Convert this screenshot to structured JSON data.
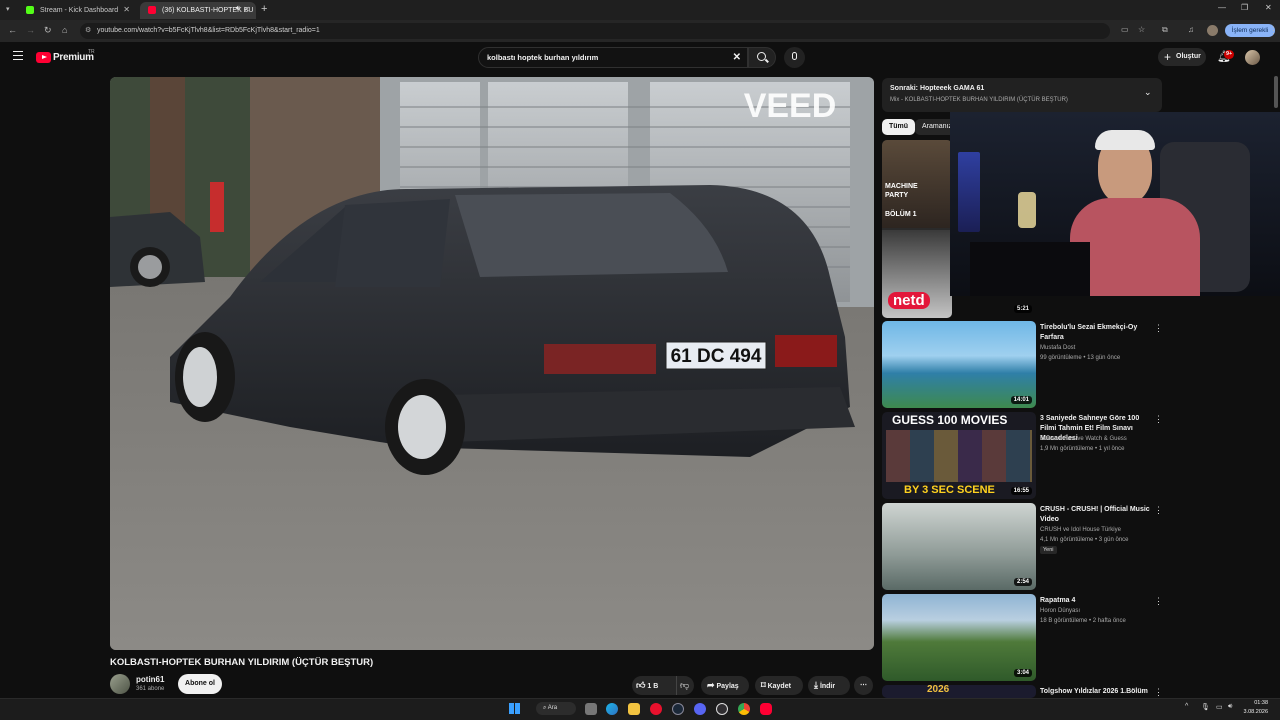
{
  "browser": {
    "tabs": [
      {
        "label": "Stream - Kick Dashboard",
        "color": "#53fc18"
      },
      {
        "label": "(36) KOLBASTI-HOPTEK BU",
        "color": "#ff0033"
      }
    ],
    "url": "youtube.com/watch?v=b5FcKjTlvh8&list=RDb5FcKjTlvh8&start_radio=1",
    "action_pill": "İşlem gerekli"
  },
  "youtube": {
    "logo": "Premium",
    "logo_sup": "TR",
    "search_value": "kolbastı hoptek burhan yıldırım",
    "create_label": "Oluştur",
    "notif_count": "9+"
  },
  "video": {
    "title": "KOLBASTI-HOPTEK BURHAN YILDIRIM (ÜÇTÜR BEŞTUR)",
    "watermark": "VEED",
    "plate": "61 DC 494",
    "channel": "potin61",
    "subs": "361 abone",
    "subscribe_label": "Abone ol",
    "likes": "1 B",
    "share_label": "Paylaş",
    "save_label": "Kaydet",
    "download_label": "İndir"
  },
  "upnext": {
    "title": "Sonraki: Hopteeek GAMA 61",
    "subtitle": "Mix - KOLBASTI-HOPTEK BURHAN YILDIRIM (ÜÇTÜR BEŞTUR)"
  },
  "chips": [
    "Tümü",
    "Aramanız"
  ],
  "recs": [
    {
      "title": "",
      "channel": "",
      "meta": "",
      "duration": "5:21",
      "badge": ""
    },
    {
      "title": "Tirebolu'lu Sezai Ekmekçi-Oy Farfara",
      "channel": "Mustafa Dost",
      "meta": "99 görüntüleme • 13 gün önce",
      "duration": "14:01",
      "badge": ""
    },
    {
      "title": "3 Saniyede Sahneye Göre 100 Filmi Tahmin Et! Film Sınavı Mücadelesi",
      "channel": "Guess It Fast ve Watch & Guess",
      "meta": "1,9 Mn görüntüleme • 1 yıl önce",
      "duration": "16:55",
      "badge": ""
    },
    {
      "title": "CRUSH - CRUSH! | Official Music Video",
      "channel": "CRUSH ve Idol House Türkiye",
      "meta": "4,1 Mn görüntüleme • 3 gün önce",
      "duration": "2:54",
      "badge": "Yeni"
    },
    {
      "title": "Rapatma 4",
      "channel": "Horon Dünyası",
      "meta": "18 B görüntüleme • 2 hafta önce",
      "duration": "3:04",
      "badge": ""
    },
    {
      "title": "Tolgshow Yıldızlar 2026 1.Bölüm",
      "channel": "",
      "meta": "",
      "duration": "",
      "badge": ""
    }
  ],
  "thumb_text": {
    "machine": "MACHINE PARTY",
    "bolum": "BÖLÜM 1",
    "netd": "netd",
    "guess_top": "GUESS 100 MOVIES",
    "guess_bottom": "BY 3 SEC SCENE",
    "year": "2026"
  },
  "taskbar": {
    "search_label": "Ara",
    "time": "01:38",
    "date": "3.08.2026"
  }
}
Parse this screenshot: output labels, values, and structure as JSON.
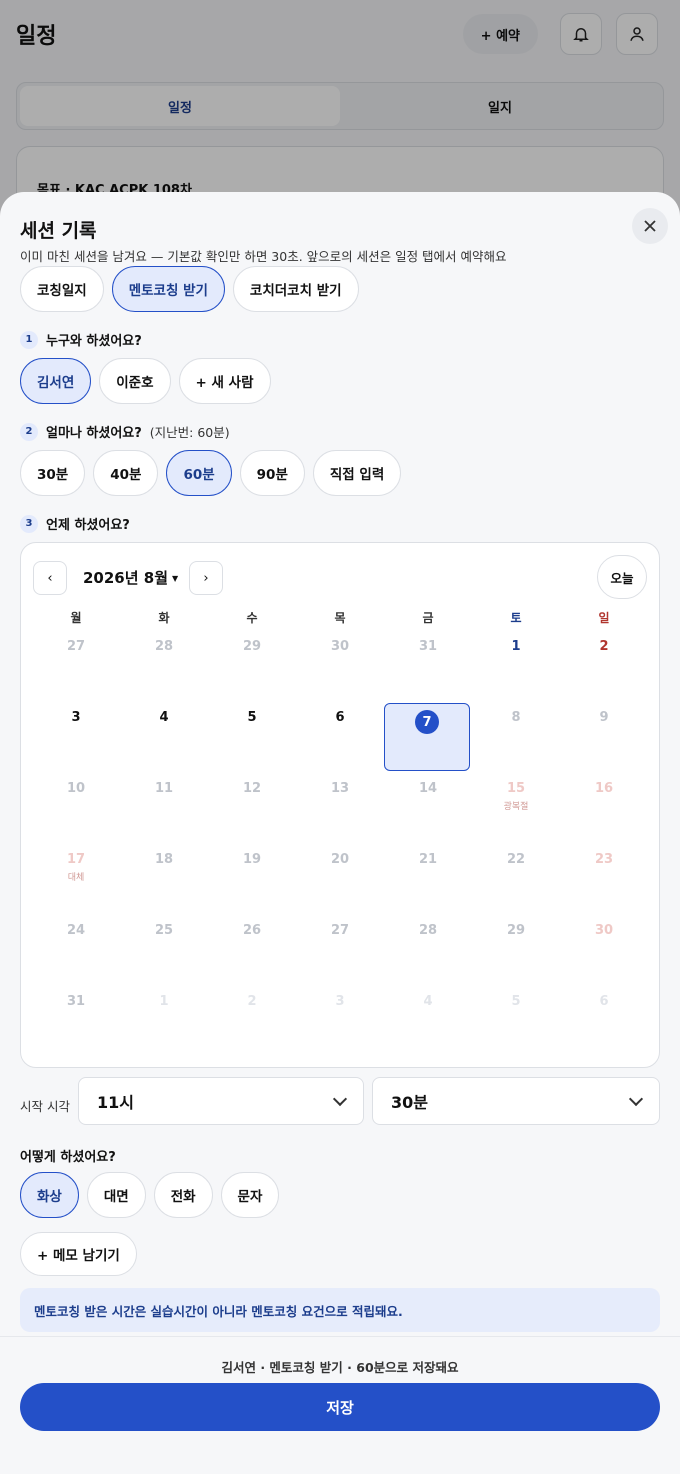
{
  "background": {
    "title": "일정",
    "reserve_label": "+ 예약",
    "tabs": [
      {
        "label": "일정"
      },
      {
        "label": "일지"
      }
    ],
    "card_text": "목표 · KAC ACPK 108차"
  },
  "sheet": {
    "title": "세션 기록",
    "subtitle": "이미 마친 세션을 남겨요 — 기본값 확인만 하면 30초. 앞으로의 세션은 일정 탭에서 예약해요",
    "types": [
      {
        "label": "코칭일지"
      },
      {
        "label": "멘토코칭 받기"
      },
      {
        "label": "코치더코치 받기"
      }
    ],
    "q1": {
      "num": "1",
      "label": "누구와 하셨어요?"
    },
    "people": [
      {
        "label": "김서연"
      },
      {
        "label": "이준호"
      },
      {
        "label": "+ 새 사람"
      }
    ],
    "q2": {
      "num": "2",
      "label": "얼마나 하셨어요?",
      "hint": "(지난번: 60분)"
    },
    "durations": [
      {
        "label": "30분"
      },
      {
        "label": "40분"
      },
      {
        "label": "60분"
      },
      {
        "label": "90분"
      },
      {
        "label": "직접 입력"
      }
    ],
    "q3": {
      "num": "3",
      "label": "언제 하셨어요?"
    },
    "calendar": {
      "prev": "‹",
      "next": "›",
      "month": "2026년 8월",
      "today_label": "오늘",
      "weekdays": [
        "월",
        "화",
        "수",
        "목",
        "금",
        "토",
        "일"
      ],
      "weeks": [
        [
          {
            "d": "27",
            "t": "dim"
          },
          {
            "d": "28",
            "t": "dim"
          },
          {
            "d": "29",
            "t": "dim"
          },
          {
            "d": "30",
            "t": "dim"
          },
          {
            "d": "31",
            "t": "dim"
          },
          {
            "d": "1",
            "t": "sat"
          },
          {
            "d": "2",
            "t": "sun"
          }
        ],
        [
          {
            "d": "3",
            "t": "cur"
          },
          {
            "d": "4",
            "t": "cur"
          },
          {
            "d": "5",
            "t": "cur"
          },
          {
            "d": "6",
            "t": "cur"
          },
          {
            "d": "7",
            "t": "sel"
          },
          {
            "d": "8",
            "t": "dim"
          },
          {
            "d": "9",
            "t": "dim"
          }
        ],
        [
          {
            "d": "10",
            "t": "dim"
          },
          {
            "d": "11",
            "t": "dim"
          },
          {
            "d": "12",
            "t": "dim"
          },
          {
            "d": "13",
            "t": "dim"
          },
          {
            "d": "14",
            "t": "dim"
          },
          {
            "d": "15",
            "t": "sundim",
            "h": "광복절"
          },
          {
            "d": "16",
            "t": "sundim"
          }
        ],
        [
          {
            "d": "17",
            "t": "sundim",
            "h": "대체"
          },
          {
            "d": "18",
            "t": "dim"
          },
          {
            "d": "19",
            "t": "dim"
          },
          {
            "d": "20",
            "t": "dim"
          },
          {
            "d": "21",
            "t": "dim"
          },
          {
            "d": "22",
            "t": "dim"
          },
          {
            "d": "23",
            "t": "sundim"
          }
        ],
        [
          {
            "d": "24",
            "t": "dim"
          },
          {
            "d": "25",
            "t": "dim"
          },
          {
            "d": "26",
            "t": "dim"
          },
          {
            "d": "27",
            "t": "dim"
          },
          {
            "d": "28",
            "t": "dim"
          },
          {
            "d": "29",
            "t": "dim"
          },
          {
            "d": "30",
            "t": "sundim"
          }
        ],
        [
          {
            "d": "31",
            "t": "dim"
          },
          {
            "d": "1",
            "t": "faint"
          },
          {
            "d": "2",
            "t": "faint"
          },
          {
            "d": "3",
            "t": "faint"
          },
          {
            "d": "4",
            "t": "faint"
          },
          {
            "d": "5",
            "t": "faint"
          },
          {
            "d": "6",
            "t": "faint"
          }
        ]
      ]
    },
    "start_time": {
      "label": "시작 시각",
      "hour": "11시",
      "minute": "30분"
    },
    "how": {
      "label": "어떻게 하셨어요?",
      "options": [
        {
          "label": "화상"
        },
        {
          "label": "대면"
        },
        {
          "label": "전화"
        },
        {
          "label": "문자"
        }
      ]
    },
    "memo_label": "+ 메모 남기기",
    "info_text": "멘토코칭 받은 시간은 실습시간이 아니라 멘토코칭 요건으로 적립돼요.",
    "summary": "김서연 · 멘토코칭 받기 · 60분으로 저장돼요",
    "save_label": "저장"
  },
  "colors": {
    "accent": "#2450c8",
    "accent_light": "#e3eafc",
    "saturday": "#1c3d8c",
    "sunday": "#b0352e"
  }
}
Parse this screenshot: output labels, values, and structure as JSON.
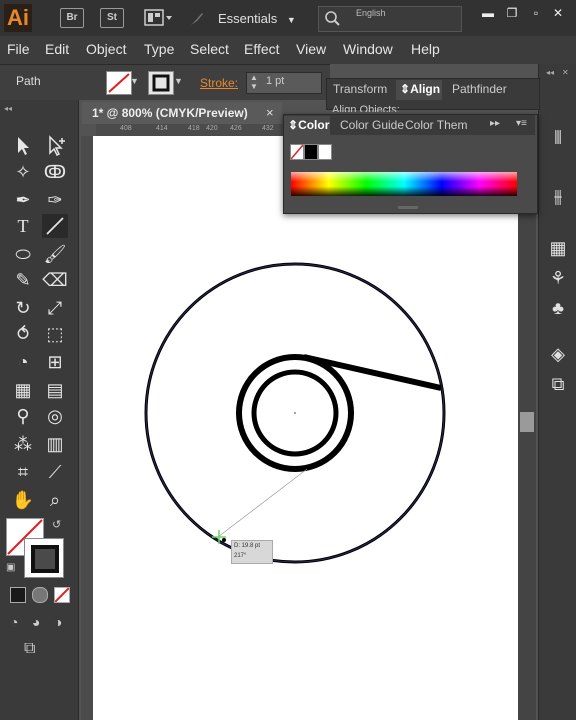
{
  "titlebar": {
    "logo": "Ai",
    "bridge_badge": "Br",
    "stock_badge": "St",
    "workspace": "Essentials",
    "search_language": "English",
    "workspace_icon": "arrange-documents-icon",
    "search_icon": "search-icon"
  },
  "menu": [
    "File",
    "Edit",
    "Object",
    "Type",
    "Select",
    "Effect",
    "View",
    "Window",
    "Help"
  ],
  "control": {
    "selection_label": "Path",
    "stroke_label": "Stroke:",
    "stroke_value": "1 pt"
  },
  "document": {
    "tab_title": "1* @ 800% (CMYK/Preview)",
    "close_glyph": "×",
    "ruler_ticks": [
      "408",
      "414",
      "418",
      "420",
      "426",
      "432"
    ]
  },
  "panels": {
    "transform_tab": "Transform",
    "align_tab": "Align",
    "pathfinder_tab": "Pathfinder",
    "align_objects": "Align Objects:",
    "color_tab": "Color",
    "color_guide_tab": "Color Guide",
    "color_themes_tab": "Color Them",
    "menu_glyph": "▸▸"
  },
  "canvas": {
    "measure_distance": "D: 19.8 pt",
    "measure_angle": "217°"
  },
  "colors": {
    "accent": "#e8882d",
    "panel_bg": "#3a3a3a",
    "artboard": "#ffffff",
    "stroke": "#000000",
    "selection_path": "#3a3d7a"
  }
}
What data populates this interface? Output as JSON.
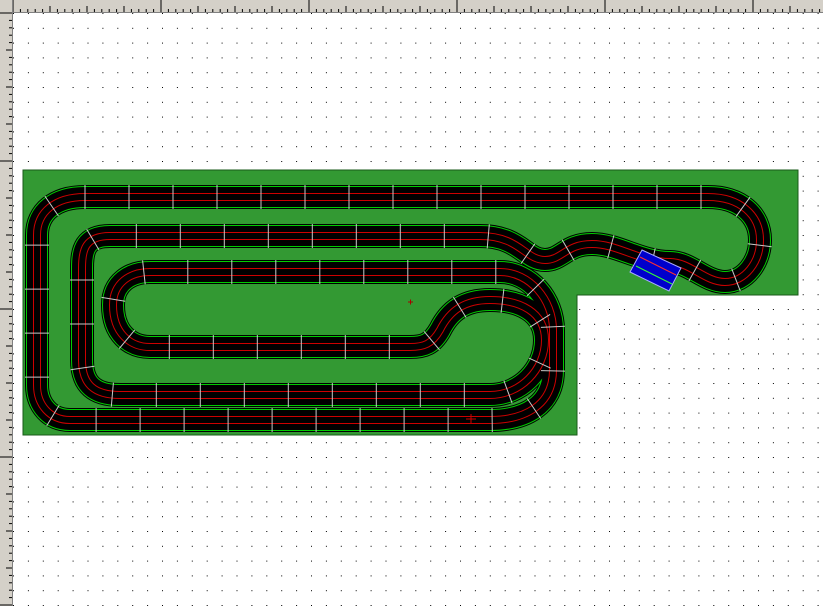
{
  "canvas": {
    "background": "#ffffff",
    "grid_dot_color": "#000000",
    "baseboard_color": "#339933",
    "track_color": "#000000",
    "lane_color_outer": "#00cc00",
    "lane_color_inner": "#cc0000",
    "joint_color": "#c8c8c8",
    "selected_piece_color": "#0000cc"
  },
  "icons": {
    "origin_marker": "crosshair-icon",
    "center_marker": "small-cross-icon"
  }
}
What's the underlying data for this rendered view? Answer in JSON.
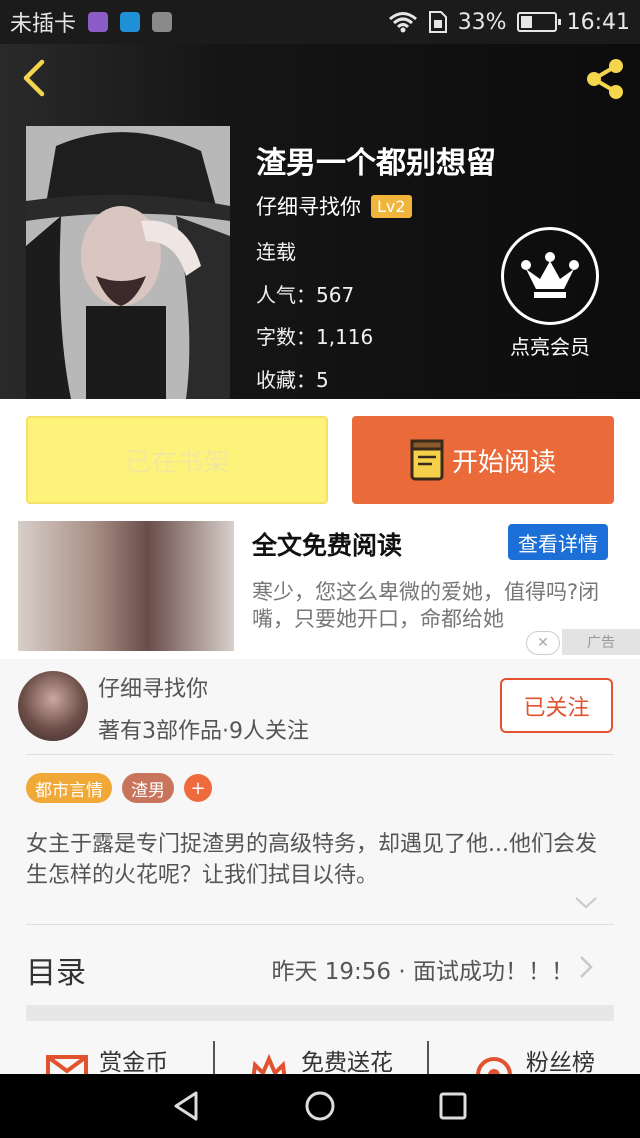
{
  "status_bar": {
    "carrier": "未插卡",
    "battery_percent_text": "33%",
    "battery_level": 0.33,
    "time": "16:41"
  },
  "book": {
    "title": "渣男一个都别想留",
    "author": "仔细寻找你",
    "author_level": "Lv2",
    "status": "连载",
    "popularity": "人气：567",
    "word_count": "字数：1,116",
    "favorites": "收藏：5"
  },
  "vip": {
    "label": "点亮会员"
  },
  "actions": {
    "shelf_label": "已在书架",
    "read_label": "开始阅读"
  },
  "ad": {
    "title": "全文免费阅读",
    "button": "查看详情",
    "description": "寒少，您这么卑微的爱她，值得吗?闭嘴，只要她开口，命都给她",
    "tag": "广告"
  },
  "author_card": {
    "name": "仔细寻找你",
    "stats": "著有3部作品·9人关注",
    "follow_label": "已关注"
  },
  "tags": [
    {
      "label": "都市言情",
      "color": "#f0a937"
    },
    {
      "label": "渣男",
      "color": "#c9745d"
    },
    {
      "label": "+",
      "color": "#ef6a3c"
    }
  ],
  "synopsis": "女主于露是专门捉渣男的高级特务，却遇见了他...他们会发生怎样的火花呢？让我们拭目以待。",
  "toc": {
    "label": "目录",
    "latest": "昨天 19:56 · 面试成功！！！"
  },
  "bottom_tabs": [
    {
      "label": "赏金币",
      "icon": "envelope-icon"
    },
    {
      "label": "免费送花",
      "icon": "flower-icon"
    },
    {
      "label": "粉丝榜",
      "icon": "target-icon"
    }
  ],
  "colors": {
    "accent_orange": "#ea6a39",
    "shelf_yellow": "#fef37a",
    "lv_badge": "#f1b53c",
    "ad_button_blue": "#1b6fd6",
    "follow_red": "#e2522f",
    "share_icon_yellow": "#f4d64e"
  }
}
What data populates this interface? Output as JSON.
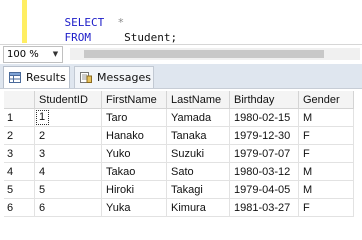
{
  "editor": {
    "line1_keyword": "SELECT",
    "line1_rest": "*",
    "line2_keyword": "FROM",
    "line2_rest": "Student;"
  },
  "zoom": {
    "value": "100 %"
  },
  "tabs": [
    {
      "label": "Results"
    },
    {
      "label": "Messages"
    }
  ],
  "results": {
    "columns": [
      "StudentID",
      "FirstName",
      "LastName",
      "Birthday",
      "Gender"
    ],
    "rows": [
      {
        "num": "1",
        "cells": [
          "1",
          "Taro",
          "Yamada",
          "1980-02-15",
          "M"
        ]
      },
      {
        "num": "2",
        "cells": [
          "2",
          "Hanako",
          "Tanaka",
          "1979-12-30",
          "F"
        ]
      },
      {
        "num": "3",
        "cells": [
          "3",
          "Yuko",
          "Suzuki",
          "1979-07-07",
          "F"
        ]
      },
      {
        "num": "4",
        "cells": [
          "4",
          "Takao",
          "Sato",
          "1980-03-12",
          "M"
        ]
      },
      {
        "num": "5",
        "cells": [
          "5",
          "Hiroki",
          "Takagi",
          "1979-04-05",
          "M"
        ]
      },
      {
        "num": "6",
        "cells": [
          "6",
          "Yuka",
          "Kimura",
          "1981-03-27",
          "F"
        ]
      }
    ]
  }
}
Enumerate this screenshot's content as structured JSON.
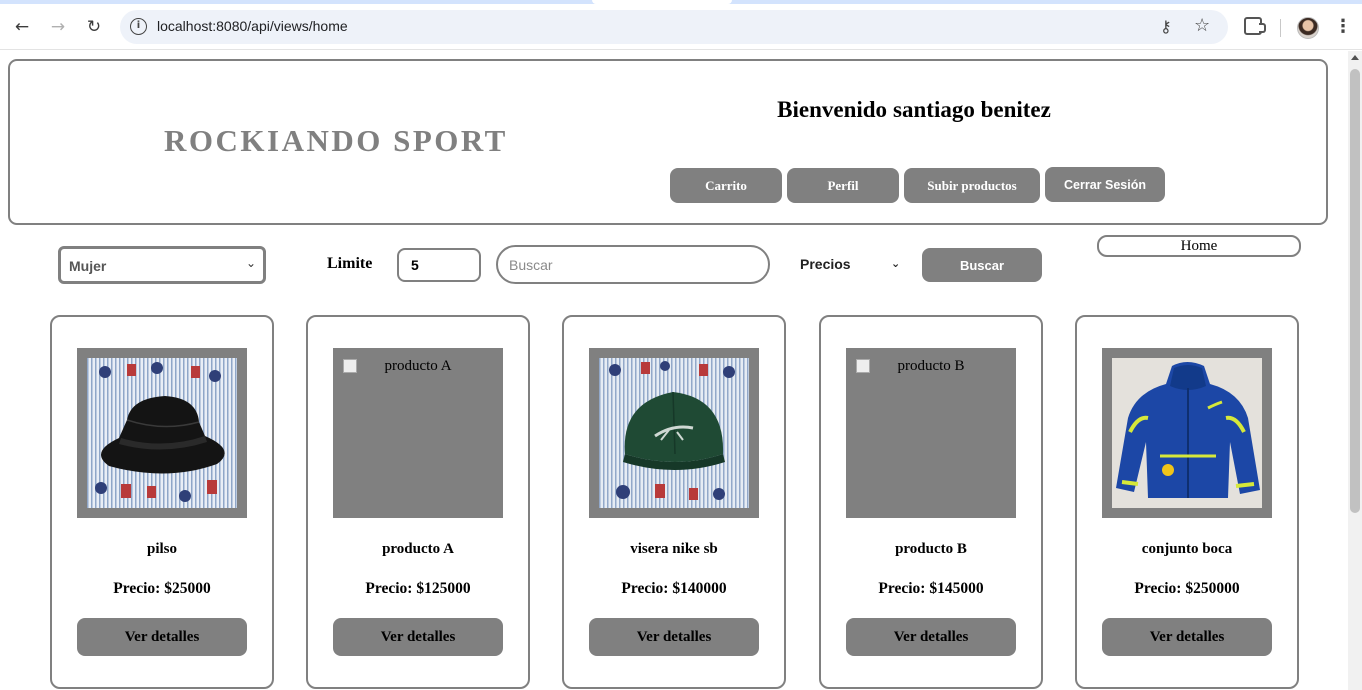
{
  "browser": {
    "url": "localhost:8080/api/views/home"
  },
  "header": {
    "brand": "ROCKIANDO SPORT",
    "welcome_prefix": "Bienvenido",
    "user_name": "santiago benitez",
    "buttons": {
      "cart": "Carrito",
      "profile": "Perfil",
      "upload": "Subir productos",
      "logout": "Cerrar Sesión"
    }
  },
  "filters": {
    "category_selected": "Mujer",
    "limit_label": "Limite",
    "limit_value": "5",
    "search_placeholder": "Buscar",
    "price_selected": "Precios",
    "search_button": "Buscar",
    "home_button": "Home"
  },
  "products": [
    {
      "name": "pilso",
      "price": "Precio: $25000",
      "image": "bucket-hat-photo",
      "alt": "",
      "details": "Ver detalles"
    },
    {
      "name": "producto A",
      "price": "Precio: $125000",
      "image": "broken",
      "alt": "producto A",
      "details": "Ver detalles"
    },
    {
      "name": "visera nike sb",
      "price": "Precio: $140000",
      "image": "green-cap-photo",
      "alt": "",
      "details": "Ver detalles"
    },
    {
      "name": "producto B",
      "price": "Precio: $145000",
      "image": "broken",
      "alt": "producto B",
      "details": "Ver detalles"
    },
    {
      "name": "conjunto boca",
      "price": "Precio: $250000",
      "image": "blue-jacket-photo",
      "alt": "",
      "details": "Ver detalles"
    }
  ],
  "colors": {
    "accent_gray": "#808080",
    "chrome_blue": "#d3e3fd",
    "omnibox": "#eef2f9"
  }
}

########################################

*TASK PROMPT*
From the data above, copy each line where the string "Align" appears.

*COMPLETE RESPONSE*
    "align_tab": "Align",
    "align_objects": "Align Objects:",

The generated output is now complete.